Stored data

◆ ◆ ◆ ◆

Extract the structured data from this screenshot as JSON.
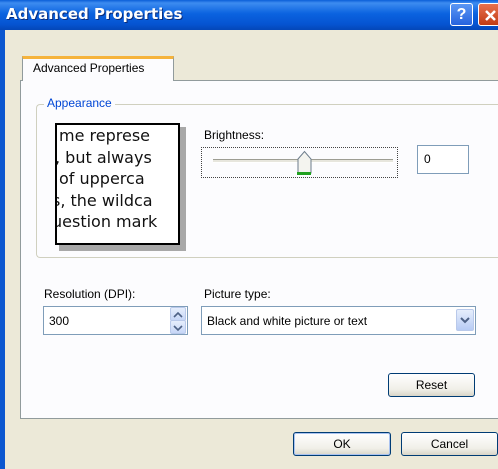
{
  "window": {
    "title": "Advanced Properties",
    "help_label": "?"
  },
  "tab": {
    "label": "Advanced Properties"
  },
  "appearance": {
    "group_label": "Appearance",
    "preview_lines": [
      "me represe",
      ", but always",
      " of upperca",
      "s, the wildca",
      "uestion mark"
    ],
    "brightness_label": "Brightness:",
    "brightness_value": "0",
    "brightness_level": 0.52
  },
  "resolution": {
    "label": "Resolution (DPI):",
    "value": "300"
  },
  "picture_type": {
    "label": "Picture type:",
    "selected": "Black and white picture or text"
  },
  "buttons": {
    "reset": "Reset",
    "ok": "OK",
    "cancel": "Cancel"
  },
  "colors": {
    "titlebar": "#0554d2",
    "group_label": "#0046d5",
    "tab_highlight": "#f5b33c",
    "slider_accent": "#21a121"
  }
}
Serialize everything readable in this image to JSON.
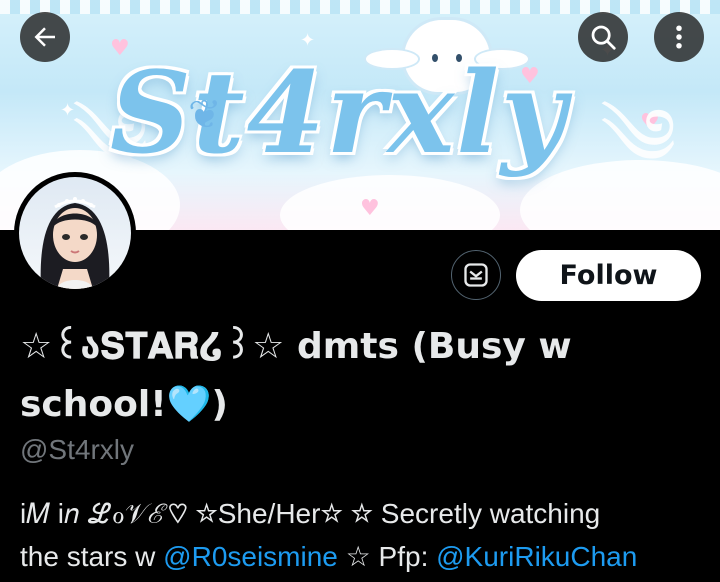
{
  "banner": {
    "title_text": "St4rxly",
    "colors": {
      "primary": "#7cc3ec",
      "sky": "#d6f1fb",
      "pink": "#ffc2de"
    }
  },
  "header": {
    "back_icon": "arrow-left-icon",
    "search_icon": "search-icon",
    "more_icon": "more-vertical-icon"
  },
  "profile": {
    "display_name": "☆꒰ა𝐒𝐓𝐀𝐑໒꒱☆ dmts (Busy w school!🩵)",
    "handle": "@St4rxly",
    "bio": {
      "part1": "i𝑀 i𝑛 ℒℴ𝒱ℰ♡  ☆She/Her☆   ☆ Secretly watching",
      "part2_prefix": "the stars w ",
      "mention1": "@R0seismine",
      "part2_middle": " ☆  Pfp: ",
      "mention2": "@KuriRikuChan"
    }
  },
  "actions": {
    "message_icon": "mail-icon",
    "follow_label": "Follow"
  },
  "colors": {
    "accent": "#1d9bf0",
    "secondary_text": "#71767b",
    "text": "#e7e9ea",
    "background": "#000000"
  }
}
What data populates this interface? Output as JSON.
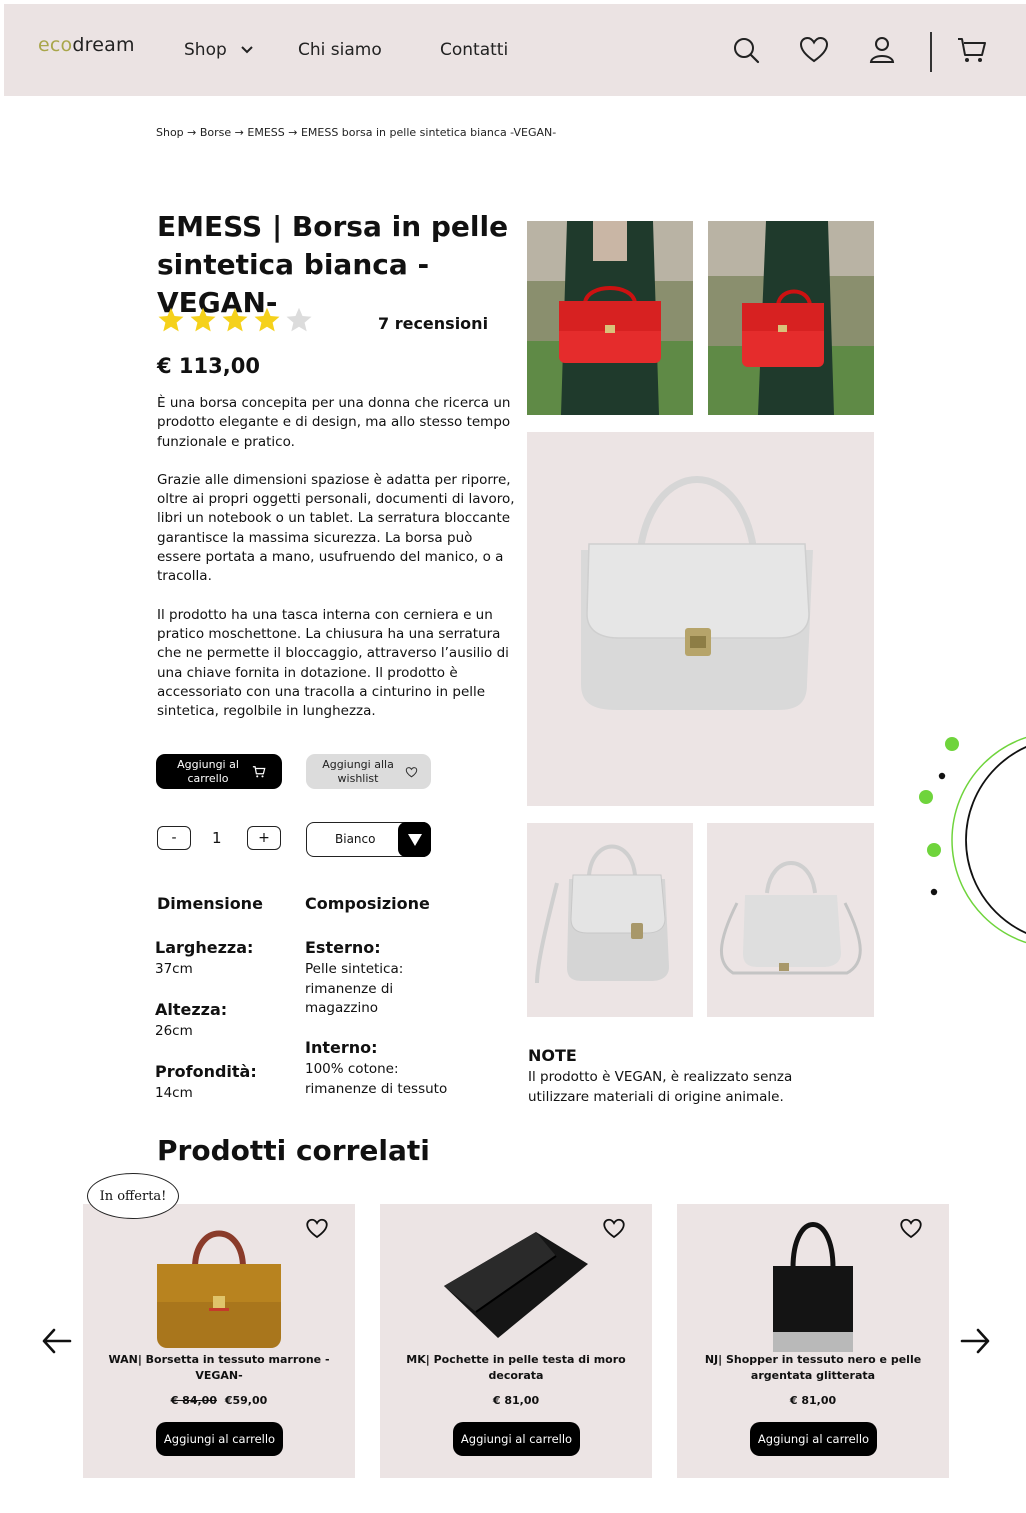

◆ ◆ ◆ ◆

Collect every line above that contains the word "JSON".

Extract the structured data from this screenshot as JSON.
Serialize everything readable in this image to JSON.
What data populates this interface? Output as JSON.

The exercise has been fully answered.